## Start Listing

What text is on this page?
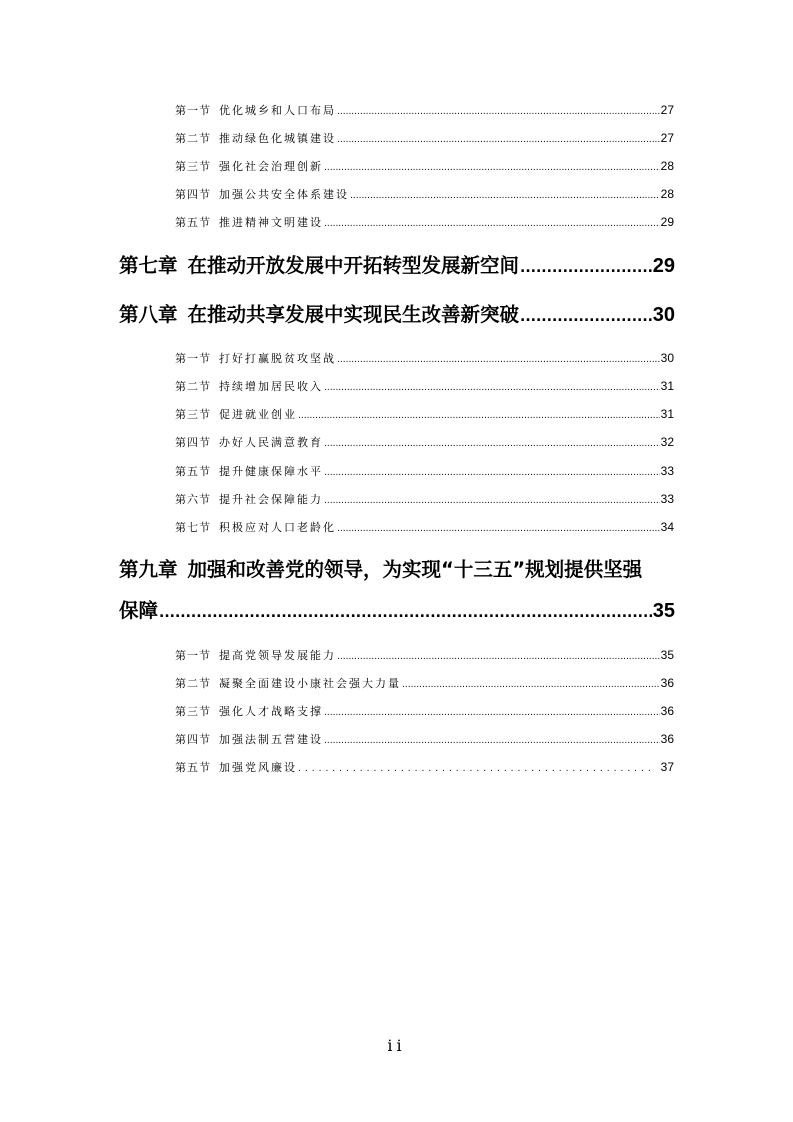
第一节 优化城乡和人口布局 .....	27
第二节 推动绿色化城镇建设 .....	27
第三节 强化社会治理创新 .....	28
第四节 加强公共安全体系建设 .....	28
第五节 推进精神文明建设 .....	29
第七章 在推动开放发展中开拓转型发展新空间 .....	29
第八章 在推动共享发展中实现民生改善新突破 .....	30
第一节 打好打赢脱贫攻坚战 .....	30
第二节 持续增加居民收入 .....	31
第三节 促进就业创业 .....	31
第四节 办好人民满意教育 .....	32
第五节 提升健康保障水平 .....	33
第六节 提升社会保障能力 .....	33
第七节 积极应对人口老龄化 .....	34
第九章 加强和改善党的领导，为实现“十三五”规划提供坚强
保障 .....	35
第一节 提高党领导发展能力 .....	35
第二节 凝聚全面建设小康社会强大力量 .....	36
第三节 强化人才战略支撑 .....	36
第四节 加强法制五营建设 .....	36
第五节 加强党风廉设 .....	37
ii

## End Listing

Stated task :: From the listing, extract all text exactly as given and drop any picture.

Exercise result ::
What text is on this page?
第一节 优化城乡和人口布局 .....	27
第二节 推动绿色化城镇建设 .....	27
第三节 强化社会治理创新 .....	28
第四节 加强公共安全体系建设 .....	28
第五节 推进精神文明建设 .....	29
第七章 在推动开放发展中开拓转型发展新空间 .....	29
第八章 在推动共享发展中实现民生改善新突破 .....	30
第一节 打好打赢脱贫攻坚战 .....	30
第二节 持续增加居民收入 .....	31
第三节 促进就业创业 .....	31
第四节 办好人民满意教育 .....	32
第五节 提升健康保障水平 .....	33
第六节 提升社会保障能力 .....	33
第七节 积极应对人口老龄化 .....	34
第九章 加强和改善党的领导，为实现“十三五”规划提供坚强
保障 .....	35
第一节 提高党领导发展能力 .....	35
第二节 凝聚全面建设小康社会强大力量 .....	36
第三节 强化人才战略支撑 .....	36
第四节 加强法制五营建设 .....	36
第五节 加强党风廉设 .....	37
ii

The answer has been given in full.